- [Request] Print out each record below, unaltered and complete, without its images.

[Collected data]
☆ ☆ ☆ ☆ ☆

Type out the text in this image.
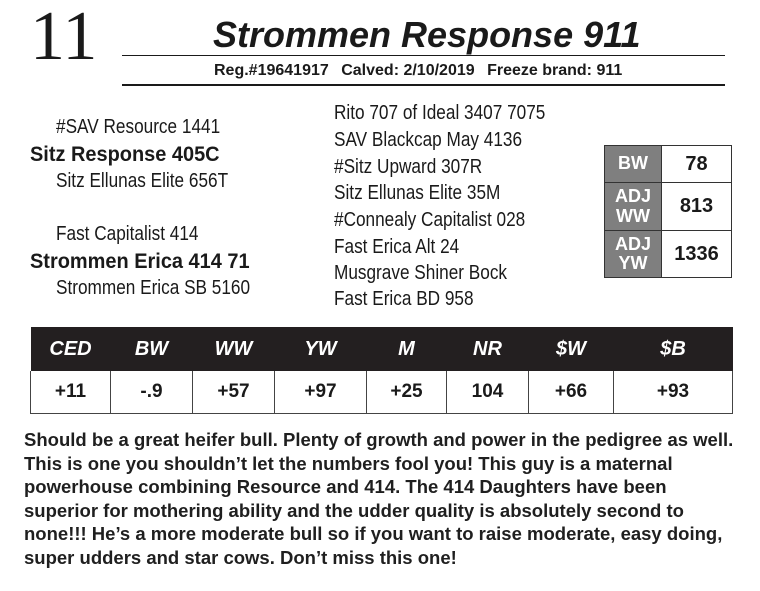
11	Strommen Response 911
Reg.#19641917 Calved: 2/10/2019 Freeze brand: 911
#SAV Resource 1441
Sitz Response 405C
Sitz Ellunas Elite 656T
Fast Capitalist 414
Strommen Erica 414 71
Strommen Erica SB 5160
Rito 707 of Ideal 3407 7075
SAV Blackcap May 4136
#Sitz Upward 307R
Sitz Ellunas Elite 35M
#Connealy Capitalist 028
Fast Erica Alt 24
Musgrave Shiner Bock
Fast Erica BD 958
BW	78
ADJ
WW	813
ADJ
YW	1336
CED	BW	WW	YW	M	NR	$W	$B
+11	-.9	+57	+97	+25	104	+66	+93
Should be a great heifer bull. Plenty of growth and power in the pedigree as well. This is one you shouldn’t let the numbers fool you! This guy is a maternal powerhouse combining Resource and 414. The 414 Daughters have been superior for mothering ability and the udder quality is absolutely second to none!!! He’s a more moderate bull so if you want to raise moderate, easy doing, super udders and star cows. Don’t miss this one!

☆ ☆ ☆ ☆ ☆

- [Solution for this problem]
Type out the text in this image.
11	Strommen Response 911
Reg.#19641917 Calved: 2/10/2019 Freeze brand: 911
#SAV Resource 1441
Sitz Response 405C
Sitz Ellunas Elite 656T
Fast Capitalist 414
Strommen Erica 414 71
Strommen Erica SB 5160
Rito 707 of Ideal 3407 7075
SAV Blackcap May 4136
#Sitz Upward 307R
Sitz Ellunas Elite 35M
#Connealy Capitalist 028
Fast Erica Alt 24
Musgrave Shiner Bock
Fast Erica BD 958
BW	78
ADJ
WW	813
ADJ
YW	1336
CED	BW	WW	YW	M	NR	$W	$B
+11	-.9	+57	+97	+25	104	+66	+93
Should be a great heifer bull. Plenty of growth and power in the pedigree as well. This is one you shouldn’t let the numbers fool you! This guy is a maternal powerhouse combining Resource and 414. The 414 Daughters have been superior for mothering ability and the udder quality is absolutely second to none!!! He’s a more moderate bull so if you want to raise moderate, easy doing, super udders and star cows. Don’t miss this one!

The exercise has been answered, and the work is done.